Problem to work on: Transcribe the whole listing below without changing a word, but leave out every image.

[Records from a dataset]
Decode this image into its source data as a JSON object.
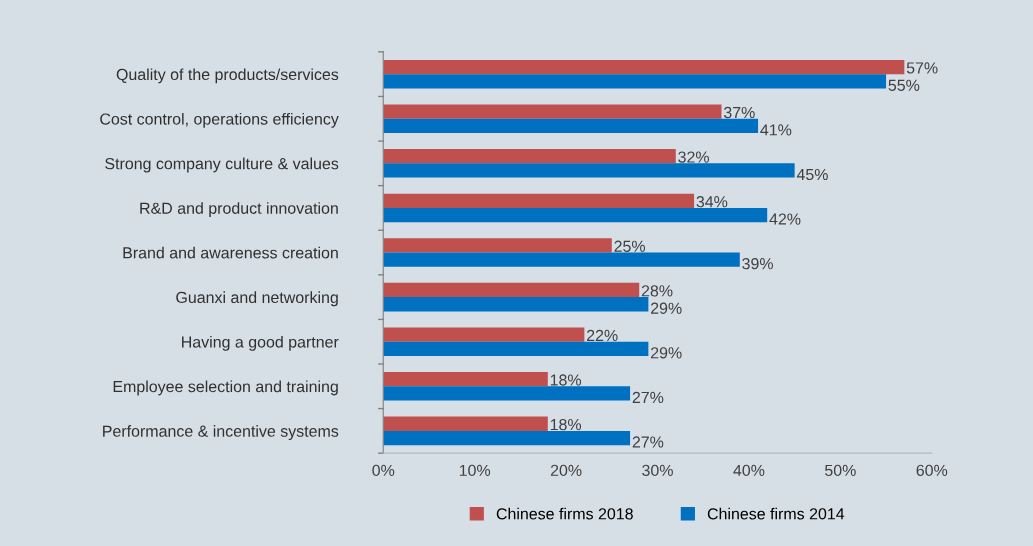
{
  "chart_data": {
    "type": "bar",
    "orientation": "horizontal",
    "categories": [
      "Quality of the products/services",
      "Cost control, operations efficiency",
      "Strong company culture & values",
      "R&D and product innovation",
      "Brand and awareness creation",
      "Guanxi and networking",
      "Having a good partner",
      "Employee selection and training",
      "Performance & incentive systems"
    ],
    "series": [
      {
        "name": "Chinese firms 2018",
        "color": "#c0504d",
        "values": [
          57,
          37,
          32,
          34,
          25,
          28,
          22,
          18,
          18
        ],
        "value_labels": [
          "57%",
          "37%",
          "32%",
          "34%",
          "25%",
          "28%",
          "22%",
          "18%",
          "18%"
        ]
      },
      {
        "name": "Chinese firms 2014",
        "color": "#0070c0",
        "values": [
          55,
          41,
          45,
          42,
          39,
          29,
          29,
          27,
          27
        ],
        "value_labels": [
          "55%",
          "41%",
          "45%",
          "42%",
          "39%",
          "29%",
          "29%",
          "27%",
          "27%"
        ]
      }
    ],
    "xlim": [
      0,
      60
    ],
    "xticks": [
      {
        "value": 0,
        "label": "0%"
      },
      {
        "value": 10,
        "label": "10%"
      },
      {
        "value": 20,
        "label": "20%"
      },
      {
        "value": 30,
        "label": "30%"
      },
      {
        "value": 40,
        "label": "40%"
      },
      {
        "value": 50,
        "label": "50%"
      },
      {
        "value": 60,
        "label": "60%"
      }
    ],
    "grid": false,
    "legend": "bottom"
  }
}
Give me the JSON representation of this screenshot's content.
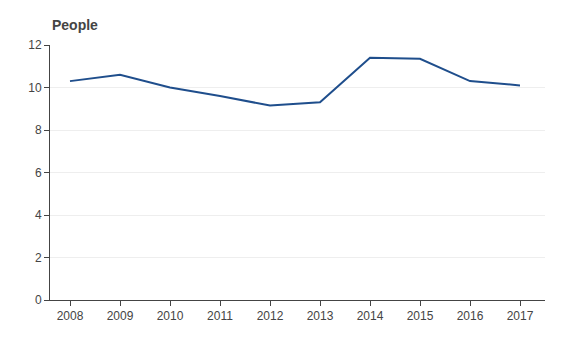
{
  "chart_data": {
    "type": "line",
    "ylabel": "People",
    "x": [
      2008,
      2009,
      2010,
      2011,
      2012,
      2013,
      2014,
      2015,
      2016,
      2017
    ],
    "values": [
      10.3,
      10.6,
      10.0,
      9.6,
      9.15,
      9.3,
      11.4,
      11.35,
      10.3,
      10.1
    ],
    "color": "#1f4e8c",
    "xlim": [
      2007.6,
      2017.5
    ],
    "xticks": [
      2008,
      2009,
      2010,
      2011,
      2012,
      2013,
      2014,
      2015,
      2016,
      2017
    ],
    "ylim": [
      0,
      12
    ],
    "yticks": [
      0,
      2,
      4,
      6,
      8,
      10,
      12
    ],
    "grid": "y"
  }
}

Task answer:
Decode this image into its source data as a JSON object.
{
  "chart_data": {
    "type": "bar",
    "orientation": "horizontal",
    "categories": [
      "Quality of the products/services",
      "Cost control, operations efficiency",
      "Strong company culture & values",
      "R&D and product innovation",
      "Brand and awareness creation",
      "Guanxi and networking",
      "Having a good partner",
      "Employee selection and training",
      "Performance & incentive systems"
    ],
    "series": [
      {
        "name": "Chinese firms 2018",
        "color": "#c0504d",
        "values": [
          57,
          37,
          32,
          34,
          25,
          28,
          22,
          18,
          18
        ],
        "value_labels": [
          "57%",
          "37%",
          "32%",
          "34%",
          "25%",
          "28%",
          "22%",
          "18%",
          "18%"
        ]
      },
      {
        "name": "Chinese firms 2014",
        "color": "#0070c0",
        "values": [
          55,
          41,
          45,
          42,
          39,
          29,
          29,
          27,
          27
        ],
        "value_labels": [
          "55%",
          "41%",
          "45%",
          "42%",
          "39%",
          "29%",
          "29%",
          "27%",
          "27%"
        ]
      }
    ],
    "xlim": [
      0,
      60
    ],
    "xticks": [
      {
        "value": 0,
        "label": "0%"
      },
      {
        "value": 10,
        "label": "10%"
      },
      {
        "value": 20,
        "label": "20%"
      },
      {
        "value": 30,
        "label": "30%"
      },
      {
        "value": 40,
        "label": "40%"
      },
      {
        "value": 50,
        "label": "50%"
      },
      {
        "value": 60,
        "label": "60%"
      }
    ],
    "grid": false,
    "legend": "bottom"
  }
}
Give me the JSON representation of this screenshot's content.
{
  "chart_data": {
    "type": "line",
    "ylabel": "People",
    "x": [
      2008,
      2009,
      2010,
      2011,
      2012,
      2013,
      2014,
      2015,
      2016,
      2017
    ],
    "values": [
      10.3,
      10.6,
      10.0,
      9.6,
      9.15,
      9.3,
      11.4,
      11.35,
      10.3,
      10.1
    ],
    "color": "#1f4e8c",
    "xlim": [
      2007.6,
      2017.5
    ],
    "xticks": [
      2008,
      2009,
      2010,
      2011,
      2012,
      2013,
      2014,
      2015,
      2016,
      2017
    ],
    "ylim": [
      0,
      12
    ],
    "yticks": [
      0,
      2,
      4,
      6,
      8,
      10,
      12
    ],
    "grid": "y"
  }
}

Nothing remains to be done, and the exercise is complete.